**Exercise instructions**
Starting at the first row and stopping after the line that contains "legend-group-title: Graupel <box>1692", reproduce the rows with every "legend-swatch" changed to "legend-color-chip" and nothing else altered.

**Raw records**
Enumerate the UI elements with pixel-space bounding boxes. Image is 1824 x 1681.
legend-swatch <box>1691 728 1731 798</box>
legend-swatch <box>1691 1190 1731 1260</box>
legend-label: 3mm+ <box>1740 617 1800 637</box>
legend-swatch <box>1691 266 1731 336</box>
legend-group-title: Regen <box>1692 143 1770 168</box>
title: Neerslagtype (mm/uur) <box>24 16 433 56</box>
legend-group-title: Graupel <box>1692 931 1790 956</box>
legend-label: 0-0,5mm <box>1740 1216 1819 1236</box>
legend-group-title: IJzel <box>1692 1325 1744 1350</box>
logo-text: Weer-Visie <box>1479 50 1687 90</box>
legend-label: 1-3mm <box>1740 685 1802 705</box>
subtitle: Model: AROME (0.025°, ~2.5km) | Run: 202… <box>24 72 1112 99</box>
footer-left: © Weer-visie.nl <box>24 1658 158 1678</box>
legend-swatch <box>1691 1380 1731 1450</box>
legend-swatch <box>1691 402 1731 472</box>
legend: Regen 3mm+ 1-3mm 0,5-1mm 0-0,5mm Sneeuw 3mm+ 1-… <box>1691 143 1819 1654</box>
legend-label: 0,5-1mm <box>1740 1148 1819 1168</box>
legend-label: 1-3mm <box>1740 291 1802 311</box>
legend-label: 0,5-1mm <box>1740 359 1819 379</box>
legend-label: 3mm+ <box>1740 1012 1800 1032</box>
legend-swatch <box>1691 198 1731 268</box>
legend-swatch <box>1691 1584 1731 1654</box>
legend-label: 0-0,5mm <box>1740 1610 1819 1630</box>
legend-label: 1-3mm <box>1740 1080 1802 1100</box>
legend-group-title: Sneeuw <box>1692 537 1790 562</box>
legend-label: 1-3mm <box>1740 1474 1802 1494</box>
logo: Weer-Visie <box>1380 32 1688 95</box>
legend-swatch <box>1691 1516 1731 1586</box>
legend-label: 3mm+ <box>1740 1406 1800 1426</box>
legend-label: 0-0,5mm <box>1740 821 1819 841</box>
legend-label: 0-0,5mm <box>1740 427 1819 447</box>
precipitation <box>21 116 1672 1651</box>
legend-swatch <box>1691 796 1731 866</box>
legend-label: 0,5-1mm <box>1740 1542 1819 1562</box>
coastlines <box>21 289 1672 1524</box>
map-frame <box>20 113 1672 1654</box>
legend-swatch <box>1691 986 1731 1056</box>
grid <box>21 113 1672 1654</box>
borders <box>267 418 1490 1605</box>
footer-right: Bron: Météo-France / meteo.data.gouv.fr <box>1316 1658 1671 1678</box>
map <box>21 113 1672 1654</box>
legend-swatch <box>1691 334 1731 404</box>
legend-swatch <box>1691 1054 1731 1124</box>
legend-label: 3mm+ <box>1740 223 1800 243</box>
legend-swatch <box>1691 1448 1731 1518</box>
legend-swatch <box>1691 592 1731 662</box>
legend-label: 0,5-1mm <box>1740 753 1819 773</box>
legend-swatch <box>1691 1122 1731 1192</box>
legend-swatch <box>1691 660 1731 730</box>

**Exercise answer**
Enumerate the UI elements with pixel-space bounding boxes. Image is 1824 x 1681.
legend-color-chip <box>1691 728 1731 798</box>
legend-color-chip <box>1691 1190 1731 1260</box>
legend-label: 3mm+ <box>1740 617 1800 637</box>
legend-color-chip <box>1691 266 1731 336</box>
legend-group-title: Regen <box>1692 143 1770 168</box>
title: Neerslagtype (mm/uur) <box>24 16 433 56</box>
legend-group-title: Graupel <box>1692 931 1790 956</box>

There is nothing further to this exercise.